TASK REQUIREMENTS: Transcribe the entries below exactly; leave every image out.

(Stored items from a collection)

* start *

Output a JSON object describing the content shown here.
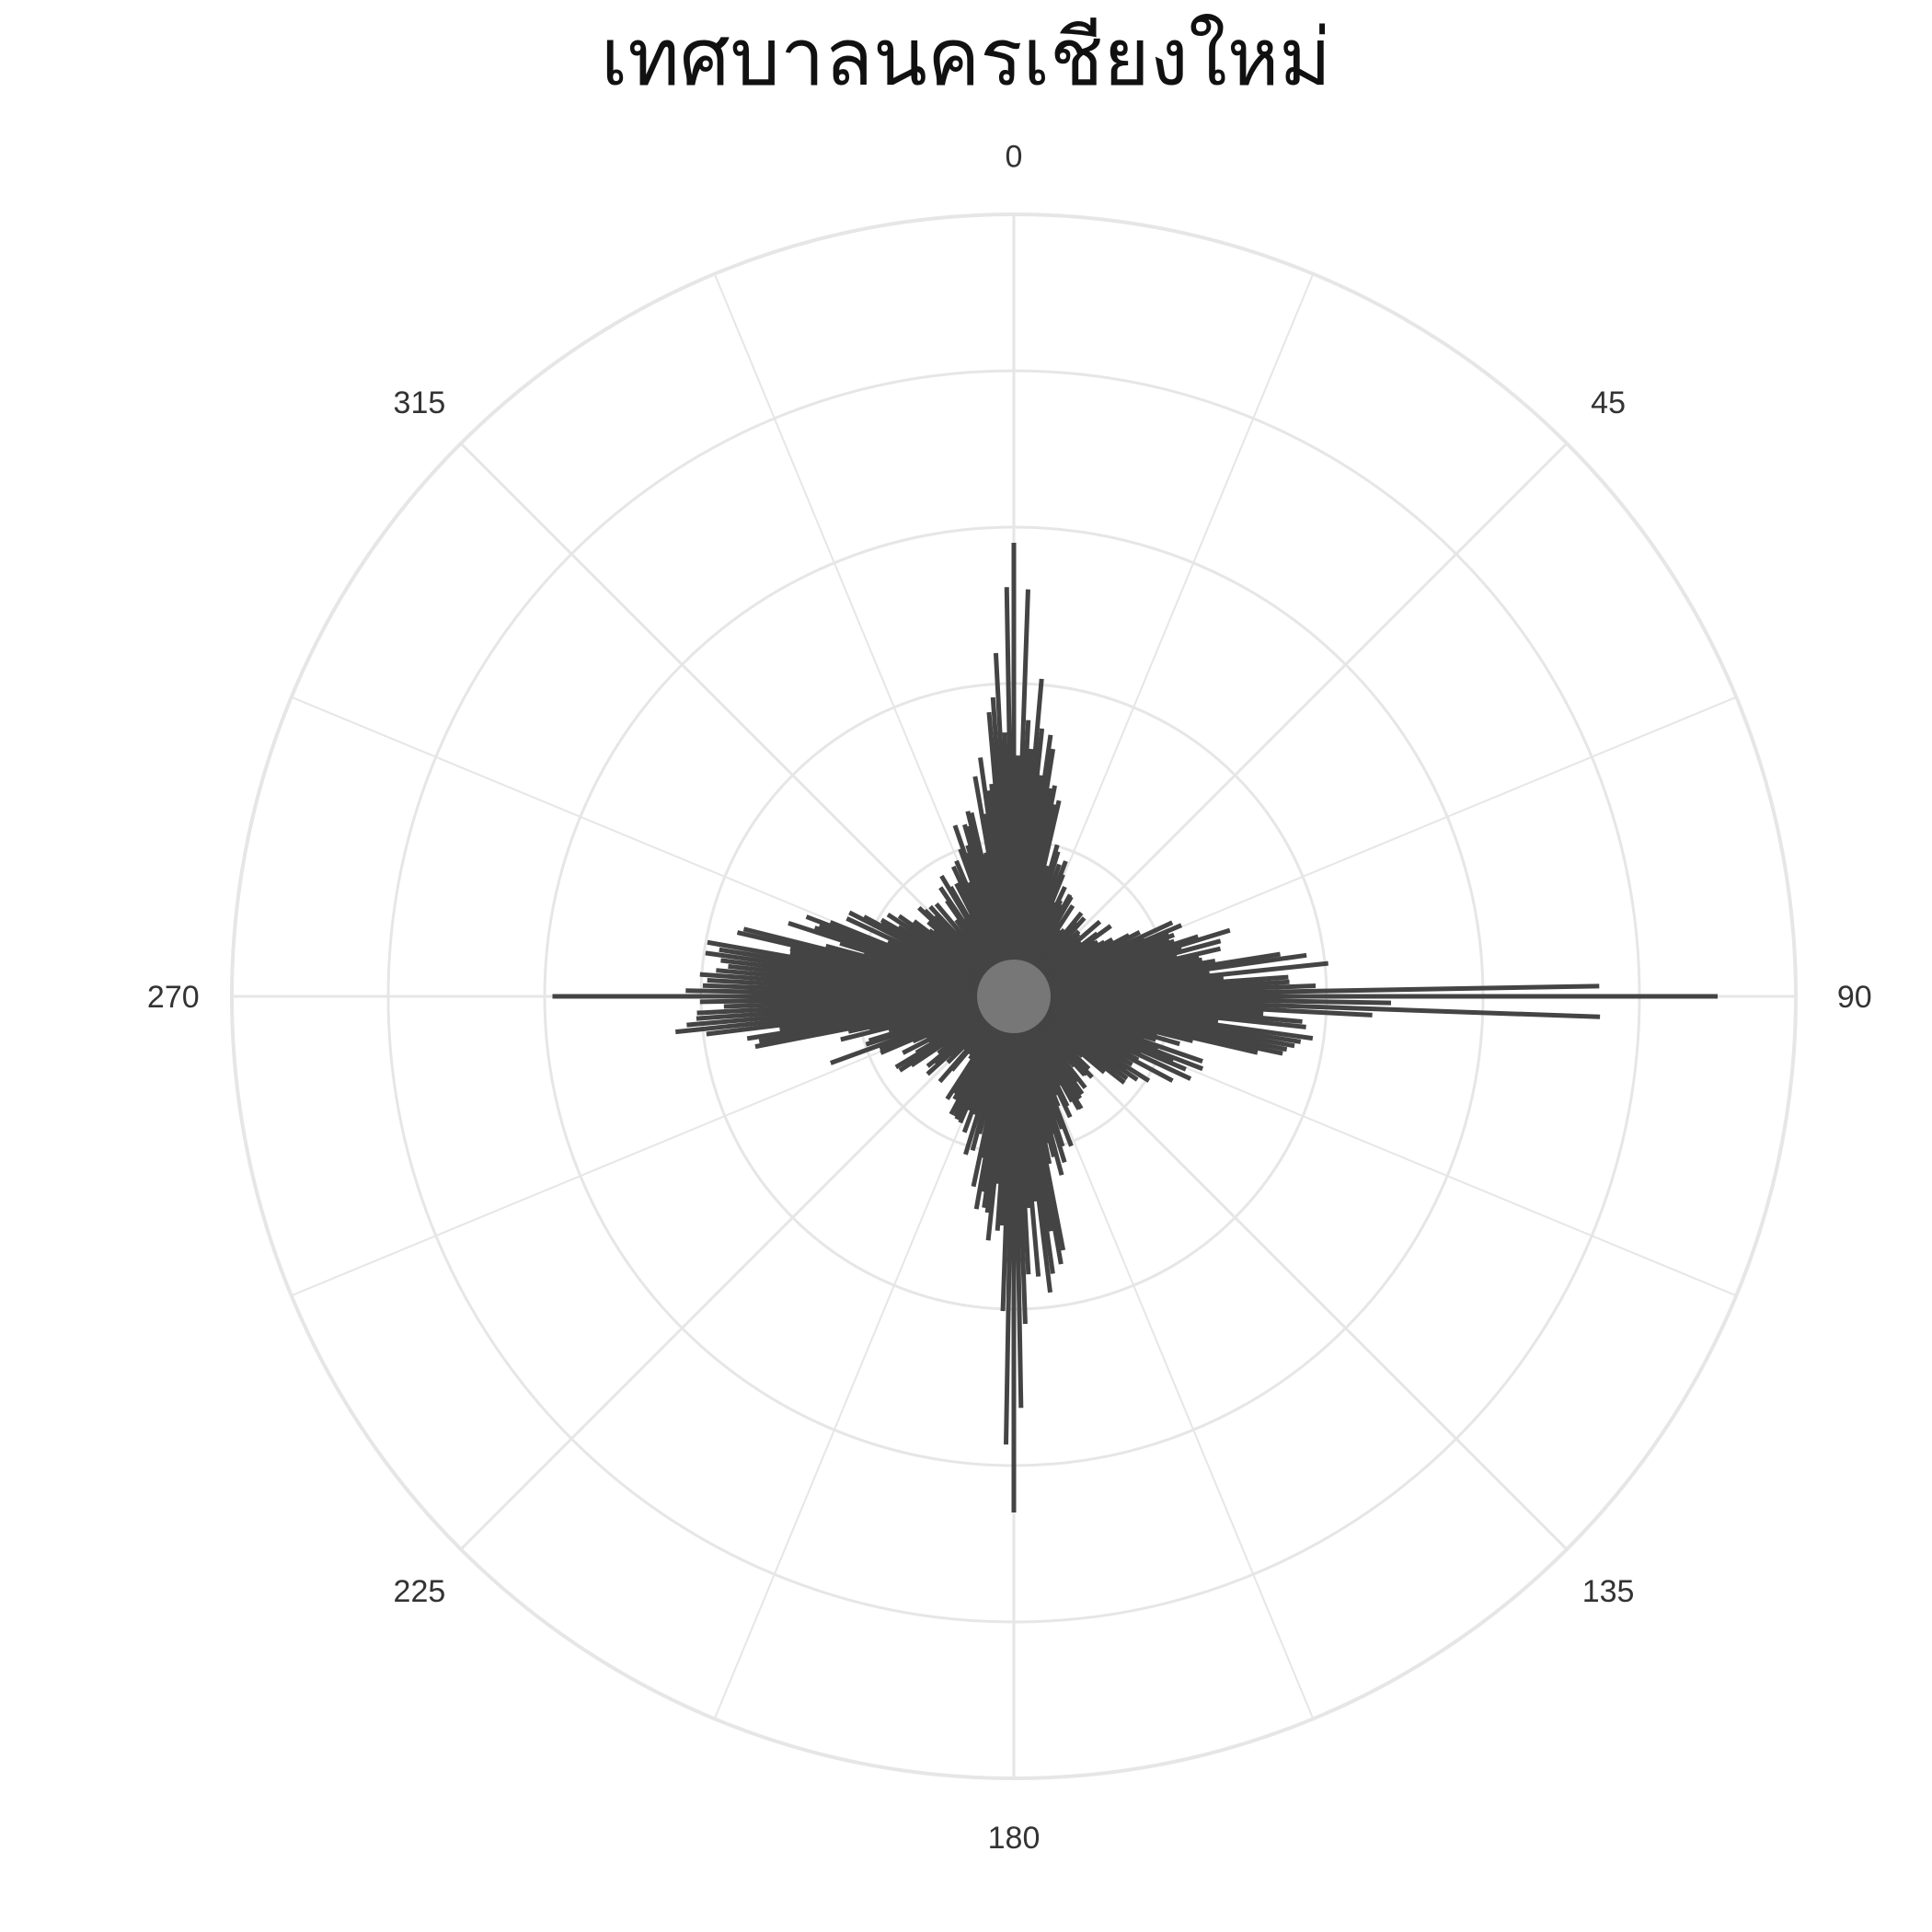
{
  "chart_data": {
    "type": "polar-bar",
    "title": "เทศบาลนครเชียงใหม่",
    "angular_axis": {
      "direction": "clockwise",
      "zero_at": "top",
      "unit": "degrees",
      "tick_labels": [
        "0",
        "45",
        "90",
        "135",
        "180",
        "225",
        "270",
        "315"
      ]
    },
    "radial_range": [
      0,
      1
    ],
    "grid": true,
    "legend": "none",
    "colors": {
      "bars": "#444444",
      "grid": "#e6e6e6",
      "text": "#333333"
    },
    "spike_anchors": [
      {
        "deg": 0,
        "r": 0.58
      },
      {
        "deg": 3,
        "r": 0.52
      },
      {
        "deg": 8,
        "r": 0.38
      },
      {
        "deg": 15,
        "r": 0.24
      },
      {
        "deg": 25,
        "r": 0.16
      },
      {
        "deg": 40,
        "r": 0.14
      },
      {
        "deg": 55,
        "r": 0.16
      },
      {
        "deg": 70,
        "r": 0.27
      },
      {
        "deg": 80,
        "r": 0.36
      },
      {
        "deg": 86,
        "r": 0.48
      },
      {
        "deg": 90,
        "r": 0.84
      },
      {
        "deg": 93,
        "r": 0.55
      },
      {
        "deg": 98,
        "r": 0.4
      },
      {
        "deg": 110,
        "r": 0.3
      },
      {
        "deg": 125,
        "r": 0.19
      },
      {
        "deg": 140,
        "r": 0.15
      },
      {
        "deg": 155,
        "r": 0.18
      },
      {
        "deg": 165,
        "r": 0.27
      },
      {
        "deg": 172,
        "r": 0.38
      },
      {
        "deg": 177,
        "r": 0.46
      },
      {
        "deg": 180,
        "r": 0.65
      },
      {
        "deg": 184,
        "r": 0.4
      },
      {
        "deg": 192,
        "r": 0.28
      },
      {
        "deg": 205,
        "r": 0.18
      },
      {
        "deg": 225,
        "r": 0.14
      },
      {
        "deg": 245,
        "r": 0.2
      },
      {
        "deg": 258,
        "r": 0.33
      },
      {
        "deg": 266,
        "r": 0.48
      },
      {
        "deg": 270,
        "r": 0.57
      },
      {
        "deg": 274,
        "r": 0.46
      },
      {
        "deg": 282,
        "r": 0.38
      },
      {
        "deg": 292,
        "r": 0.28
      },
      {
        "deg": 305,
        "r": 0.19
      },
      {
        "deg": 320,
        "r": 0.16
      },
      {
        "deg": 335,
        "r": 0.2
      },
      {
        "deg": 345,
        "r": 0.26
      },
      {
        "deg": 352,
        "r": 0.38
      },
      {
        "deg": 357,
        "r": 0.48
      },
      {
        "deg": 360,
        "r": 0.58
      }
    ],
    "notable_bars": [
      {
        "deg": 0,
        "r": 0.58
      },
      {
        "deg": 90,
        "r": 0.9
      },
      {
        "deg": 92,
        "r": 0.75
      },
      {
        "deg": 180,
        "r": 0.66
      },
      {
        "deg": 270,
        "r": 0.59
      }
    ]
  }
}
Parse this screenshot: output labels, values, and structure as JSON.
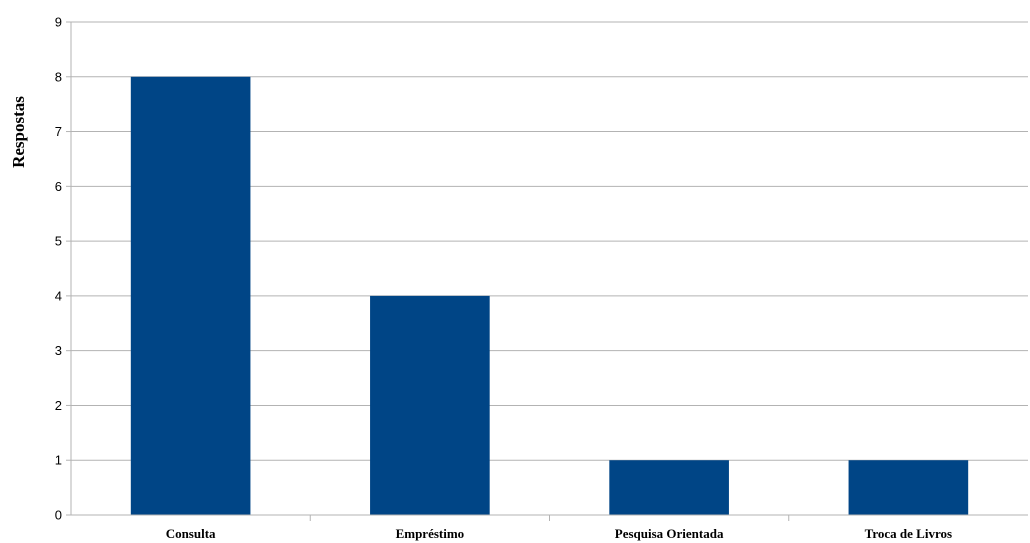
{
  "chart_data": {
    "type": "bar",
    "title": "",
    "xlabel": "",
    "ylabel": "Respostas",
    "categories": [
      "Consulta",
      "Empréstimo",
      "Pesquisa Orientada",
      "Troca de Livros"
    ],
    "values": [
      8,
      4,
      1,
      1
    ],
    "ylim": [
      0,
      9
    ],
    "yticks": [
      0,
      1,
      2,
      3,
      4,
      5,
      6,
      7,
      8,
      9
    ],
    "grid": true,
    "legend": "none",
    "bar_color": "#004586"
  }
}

* end *

EXERCISE SOLUTION:
Output a JSON object describing the content shown here.
{
  "chart_data": {
    "type": "polar-bar",
    "title": "เทศบาลนครเชียงใหม่",
    "angular_axis": {
      "direction": "clockwise",
      "zero_at": "top",
      "unit": "degrees",
      "tick_labels": [
        "0",
        "45",
        "90",
        "135",
        "180",
        "225",
        "270",
        "315"
      ]
    },
    "radial_range": [
      0,
      1
    ],
    "grid": true,
    "legend": "none",
    "colors": {
      "bars": "#444444",
      "grid": "#e6e6e6",
      "text": "#333333"
    },
    "spike_anchors": [
      {
        "deg": 0,
        "r": 0.58
      },
      {
        "deg": 3,
        "r": 0.52
      },
      {
        "deg": 8,
        "r": 0.38
      },
      {
        "deg": 15,
        "r": 0.24
      },
      {
        "deg": 25,
        "r": 0.16
      },
      {
        "deg": 40,
        "r": 0.14
      },
      {
        "deg": 55,
        "r": 0.16
      },
      {
        "deg": 70,
        "r": 0.27
      },
      {
        "deg": 80,
        "r": 0.36
      },
      {
        "deg": 86,
        "r": 0.48
      },
      {
        "deg": 90,
        "r": 0.84
      },
      {
        "deg": 93,
        "r": 0.55
      },
      {
        "deg": 98,
        "r": 0.4
      },
      {
        "deg": 110,
        "r": 0.3
      },
      {
        "deg": 125,
        "r": 0.19
      },
      {
        "deg": 140,
        "r": 0.15
      },
      {
        "deg": 155,
        "r": 0.18
      },
      {
        "deg": 165,
        "r": 0.27
      },
      {
        "deg": 172,
        "r": 0.38
      },
      {
        "deg": 177,
        "r": 0.46
      },
      {
        "deg": 180,
        "r": 0.65
      },
      {
        "deg": 184,
        "r": 0.4
      },
      {
        "deg": 192,
        "r": 0.28
      },
      {
        "deg": 205,
        "r": 0.18
      },
      {
        "deg": 225,
        "r": 0.14
      },
      {
        "deg": 245,
        "r": 0.2
      },
      {
        "deg": 258,
        "r": 0.33
      },
      {
        "deg": 266,
        "r": 0.48
      },
      {
        "deg": 270,
        "r": 0.57
      },
      {
        "deg": 274,
        "r": 0.46
      },
      {
        "deg": 282,
        "r": 0.38
      },
      {
        "deg": 292,
        "r": 0.28
      },
      {
        "deg": 305,
        "r": 0.19
      },
      {
        "deg": 320,
        "r": 0.16
      },
      {
        "deg": 335,
        "r": 0.2
      },
      {
        "deg": 345,
        "r": 0.26
      },
      {
        "deg": 352,
        "r": 0.38
      },
      {
        "deg": 357,
        "r": 0.48
      },
      {
        "deg": 360,
        "r": 0.58
      }
    ],
    "notable_bars": [
      {
        "deg": 0,
        "r": 0.58
      },
      {
        "deg": 90,
        "r": 0.9
      },
      {
        "deg": 92,
        "r": 0.75
      },
      {
        "deg": 180,
        "r": 0.66
      },
      {
        "deg": 270,
        "r": 0.59
      }
    ]
  }
}
Parse this screenshot: output labels, values, and structure as JSON.
{
  "chart_data": {
    "type": "bar",
    "title": "",
    "xlabel": "",
    "ylabel": "Respostas",
    "categories": [
      "Consulta",
      "Empréstimo",
      "Pesquisa Orientada",
      "Troca de Livros"
    ],
    "values": [
      8,
      4,
      1,
      1
    ],
    "ylim": [
      0,
      9
    ],
    "yticks": [
      0,
      1,
      2,
      3,
      4,
      5,
      6,
      7,
      8,
      9
    ],
    "grid": true,
    "legend": "none",
    "bar_color": "#004586"
  }
}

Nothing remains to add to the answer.